* BEGIN *

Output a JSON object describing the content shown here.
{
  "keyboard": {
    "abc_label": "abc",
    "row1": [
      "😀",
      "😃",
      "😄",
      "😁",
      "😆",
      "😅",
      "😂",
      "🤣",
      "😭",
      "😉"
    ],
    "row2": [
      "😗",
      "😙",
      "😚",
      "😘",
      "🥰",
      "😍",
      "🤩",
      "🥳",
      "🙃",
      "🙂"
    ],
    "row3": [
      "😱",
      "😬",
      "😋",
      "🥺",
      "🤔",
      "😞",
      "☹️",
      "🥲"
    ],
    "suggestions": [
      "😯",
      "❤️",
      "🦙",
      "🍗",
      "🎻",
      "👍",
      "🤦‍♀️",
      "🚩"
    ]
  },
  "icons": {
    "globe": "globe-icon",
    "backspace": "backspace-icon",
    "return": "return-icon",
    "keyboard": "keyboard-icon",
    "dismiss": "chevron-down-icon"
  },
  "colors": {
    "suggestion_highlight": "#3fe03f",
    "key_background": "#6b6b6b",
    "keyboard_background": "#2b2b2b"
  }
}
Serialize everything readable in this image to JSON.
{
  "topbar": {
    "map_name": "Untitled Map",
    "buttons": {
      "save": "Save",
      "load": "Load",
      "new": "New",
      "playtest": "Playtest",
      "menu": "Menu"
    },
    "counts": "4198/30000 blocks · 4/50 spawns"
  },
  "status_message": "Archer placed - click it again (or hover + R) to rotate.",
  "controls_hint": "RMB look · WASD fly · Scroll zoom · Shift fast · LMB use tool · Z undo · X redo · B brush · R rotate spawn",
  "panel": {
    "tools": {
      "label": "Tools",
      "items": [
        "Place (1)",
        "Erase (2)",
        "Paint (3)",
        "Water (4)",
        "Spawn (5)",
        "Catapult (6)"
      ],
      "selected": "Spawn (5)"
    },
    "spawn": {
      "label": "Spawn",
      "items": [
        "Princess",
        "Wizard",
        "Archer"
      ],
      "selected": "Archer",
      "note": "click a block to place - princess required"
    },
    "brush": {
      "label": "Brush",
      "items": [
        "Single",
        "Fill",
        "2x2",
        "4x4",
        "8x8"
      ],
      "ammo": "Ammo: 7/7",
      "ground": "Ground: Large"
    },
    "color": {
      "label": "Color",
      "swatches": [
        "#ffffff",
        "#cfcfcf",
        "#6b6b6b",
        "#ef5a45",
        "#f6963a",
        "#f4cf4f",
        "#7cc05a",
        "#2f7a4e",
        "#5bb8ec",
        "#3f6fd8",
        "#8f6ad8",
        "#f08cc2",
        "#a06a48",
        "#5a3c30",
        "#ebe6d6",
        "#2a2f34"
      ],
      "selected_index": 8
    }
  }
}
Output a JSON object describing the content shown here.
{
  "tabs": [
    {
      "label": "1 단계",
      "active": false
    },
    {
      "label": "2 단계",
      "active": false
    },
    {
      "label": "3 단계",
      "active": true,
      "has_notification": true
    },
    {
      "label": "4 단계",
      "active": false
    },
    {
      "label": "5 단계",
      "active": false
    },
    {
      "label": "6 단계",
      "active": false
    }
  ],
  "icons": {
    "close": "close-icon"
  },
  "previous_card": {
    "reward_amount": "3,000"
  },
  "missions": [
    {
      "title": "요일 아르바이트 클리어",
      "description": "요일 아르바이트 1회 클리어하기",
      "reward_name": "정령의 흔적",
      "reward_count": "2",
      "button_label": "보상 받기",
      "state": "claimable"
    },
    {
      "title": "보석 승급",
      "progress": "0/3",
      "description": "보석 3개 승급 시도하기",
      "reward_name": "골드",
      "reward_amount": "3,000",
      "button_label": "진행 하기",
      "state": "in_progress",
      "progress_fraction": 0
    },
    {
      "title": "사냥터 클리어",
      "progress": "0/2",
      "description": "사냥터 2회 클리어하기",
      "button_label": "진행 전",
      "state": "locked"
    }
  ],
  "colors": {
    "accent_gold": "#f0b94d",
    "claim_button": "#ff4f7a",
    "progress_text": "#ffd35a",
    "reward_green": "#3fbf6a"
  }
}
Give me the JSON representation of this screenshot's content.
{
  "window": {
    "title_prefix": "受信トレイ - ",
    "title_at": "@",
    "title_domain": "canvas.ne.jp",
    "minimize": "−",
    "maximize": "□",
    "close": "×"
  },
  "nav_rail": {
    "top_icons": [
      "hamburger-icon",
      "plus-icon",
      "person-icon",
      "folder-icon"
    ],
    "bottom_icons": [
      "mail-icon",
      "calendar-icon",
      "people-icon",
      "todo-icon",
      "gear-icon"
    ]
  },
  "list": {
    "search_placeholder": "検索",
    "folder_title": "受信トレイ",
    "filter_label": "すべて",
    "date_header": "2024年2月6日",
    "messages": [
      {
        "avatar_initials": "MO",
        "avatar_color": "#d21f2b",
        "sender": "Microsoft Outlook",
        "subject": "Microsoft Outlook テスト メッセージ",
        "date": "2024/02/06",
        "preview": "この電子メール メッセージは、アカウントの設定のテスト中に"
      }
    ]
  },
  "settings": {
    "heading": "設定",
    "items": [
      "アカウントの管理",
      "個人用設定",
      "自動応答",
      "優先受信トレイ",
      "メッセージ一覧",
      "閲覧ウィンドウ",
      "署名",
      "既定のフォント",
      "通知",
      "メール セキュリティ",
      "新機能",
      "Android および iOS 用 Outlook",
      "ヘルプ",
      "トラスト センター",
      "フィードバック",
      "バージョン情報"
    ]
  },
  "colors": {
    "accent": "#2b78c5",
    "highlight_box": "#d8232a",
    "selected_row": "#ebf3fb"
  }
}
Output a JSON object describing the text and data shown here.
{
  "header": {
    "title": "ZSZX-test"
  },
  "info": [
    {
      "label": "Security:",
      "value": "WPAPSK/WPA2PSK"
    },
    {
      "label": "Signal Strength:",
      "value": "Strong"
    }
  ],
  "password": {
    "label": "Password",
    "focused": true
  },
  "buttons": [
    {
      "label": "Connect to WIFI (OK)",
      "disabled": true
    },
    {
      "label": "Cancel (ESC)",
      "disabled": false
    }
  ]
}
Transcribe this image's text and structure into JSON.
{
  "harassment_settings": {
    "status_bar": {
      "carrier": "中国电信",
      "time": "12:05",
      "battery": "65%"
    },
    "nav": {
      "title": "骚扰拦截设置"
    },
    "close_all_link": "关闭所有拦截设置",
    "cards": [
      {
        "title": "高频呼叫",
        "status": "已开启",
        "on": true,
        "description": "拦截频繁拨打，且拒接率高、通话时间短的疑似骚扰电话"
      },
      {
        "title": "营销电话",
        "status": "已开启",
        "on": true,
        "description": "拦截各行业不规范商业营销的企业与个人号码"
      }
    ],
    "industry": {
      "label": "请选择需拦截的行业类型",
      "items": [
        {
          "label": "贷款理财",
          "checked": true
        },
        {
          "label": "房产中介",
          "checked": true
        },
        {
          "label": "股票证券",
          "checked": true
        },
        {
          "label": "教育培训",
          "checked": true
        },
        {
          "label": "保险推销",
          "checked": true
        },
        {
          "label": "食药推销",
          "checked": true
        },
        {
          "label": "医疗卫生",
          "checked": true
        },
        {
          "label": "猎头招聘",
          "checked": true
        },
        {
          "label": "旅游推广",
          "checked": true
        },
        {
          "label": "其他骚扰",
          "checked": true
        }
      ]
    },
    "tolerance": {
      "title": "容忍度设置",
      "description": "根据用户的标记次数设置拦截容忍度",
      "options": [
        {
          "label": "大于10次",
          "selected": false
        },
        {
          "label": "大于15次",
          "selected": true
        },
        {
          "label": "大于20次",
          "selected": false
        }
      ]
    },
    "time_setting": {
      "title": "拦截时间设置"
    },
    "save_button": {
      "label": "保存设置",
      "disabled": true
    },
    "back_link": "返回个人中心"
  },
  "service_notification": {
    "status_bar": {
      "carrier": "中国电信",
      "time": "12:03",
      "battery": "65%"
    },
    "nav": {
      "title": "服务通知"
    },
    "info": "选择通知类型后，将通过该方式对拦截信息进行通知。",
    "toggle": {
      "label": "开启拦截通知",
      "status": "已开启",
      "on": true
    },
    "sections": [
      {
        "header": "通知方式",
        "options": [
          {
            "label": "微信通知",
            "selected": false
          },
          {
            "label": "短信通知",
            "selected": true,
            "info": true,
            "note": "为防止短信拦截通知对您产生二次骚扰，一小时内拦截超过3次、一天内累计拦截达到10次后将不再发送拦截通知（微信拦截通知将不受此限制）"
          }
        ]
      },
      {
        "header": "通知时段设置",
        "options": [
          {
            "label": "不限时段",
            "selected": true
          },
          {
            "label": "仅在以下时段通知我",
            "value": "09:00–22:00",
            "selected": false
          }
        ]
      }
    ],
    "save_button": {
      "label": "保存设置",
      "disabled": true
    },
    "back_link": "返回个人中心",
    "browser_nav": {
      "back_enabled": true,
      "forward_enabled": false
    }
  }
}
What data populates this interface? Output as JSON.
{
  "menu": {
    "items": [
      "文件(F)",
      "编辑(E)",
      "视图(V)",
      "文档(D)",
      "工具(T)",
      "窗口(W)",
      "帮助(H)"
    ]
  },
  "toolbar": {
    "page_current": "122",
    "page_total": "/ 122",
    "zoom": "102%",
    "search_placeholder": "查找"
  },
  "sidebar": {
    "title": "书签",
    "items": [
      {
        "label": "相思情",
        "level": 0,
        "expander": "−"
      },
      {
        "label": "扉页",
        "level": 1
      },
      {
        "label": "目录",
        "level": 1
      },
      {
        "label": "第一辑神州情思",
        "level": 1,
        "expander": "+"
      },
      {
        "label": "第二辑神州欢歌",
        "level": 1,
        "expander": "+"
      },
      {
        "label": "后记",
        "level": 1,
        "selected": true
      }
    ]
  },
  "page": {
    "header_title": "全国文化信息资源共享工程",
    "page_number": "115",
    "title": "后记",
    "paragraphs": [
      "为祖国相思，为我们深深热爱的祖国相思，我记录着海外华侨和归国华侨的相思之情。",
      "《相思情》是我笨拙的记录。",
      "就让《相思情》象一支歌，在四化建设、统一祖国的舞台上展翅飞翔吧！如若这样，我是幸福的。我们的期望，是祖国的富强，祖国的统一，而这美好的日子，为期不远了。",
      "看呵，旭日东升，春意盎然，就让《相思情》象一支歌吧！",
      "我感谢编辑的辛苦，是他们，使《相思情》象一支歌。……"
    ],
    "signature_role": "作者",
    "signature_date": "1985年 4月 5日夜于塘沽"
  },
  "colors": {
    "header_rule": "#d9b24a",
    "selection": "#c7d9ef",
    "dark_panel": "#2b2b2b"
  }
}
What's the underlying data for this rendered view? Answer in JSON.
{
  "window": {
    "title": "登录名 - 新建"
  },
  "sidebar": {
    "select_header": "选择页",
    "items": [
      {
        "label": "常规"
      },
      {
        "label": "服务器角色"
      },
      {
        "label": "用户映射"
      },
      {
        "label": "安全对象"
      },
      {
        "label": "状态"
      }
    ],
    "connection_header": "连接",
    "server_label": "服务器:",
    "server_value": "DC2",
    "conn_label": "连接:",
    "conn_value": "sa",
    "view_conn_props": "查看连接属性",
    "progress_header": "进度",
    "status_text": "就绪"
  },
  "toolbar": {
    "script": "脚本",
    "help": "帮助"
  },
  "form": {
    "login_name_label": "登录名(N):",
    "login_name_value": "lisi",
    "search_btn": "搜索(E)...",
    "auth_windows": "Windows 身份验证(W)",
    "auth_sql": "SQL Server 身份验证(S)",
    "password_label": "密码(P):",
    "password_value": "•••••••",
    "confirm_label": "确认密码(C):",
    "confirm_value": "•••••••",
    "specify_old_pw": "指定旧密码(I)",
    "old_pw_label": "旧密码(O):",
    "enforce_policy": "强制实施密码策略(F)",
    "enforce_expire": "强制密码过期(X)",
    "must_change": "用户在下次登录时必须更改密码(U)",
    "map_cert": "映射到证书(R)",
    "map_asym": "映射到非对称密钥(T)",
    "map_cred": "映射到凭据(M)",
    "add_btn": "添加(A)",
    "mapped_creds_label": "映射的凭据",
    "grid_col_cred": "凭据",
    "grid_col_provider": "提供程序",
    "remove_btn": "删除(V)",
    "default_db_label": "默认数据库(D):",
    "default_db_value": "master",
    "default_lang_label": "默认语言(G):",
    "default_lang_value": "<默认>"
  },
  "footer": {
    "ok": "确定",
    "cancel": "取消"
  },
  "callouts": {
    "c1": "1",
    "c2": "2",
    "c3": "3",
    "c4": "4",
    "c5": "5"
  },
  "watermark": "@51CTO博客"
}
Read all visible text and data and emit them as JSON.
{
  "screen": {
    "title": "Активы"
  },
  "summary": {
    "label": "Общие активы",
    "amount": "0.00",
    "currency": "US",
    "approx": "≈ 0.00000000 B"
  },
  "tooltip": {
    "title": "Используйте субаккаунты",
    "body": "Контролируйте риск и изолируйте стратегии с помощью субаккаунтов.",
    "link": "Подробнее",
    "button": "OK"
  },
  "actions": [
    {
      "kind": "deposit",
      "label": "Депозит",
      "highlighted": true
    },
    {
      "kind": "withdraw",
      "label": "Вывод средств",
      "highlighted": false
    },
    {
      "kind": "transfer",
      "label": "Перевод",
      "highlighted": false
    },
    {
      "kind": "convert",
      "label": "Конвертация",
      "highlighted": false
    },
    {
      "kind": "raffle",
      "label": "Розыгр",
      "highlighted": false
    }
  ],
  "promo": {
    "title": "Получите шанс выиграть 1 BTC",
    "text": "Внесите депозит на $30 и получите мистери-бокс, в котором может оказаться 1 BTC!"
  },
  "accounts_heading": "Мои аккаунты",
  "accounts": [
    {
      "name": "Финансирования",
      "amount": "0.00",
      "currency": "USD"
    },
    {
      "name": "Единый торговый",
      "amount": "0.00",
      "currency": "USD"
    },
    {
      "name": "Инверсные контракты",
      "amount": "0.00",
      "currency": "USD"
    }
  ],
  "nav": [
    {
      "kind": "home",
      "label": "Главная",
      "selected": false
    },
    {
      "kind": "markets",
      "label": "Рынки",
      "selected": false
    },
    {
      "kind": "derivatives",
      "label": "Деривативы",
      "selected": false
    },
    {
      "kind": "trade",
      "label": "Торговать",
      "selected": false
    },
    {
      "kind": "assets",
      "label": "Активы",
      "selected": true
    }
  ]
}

* END *

**Problem**
Scan the material for lines with the word "Archer", and copy each line you find.

**Output of the task**
  "status_message": "Archer placed - click it again (or hover + R) to rotate.",
        "Archer"
      "selected": "Archer",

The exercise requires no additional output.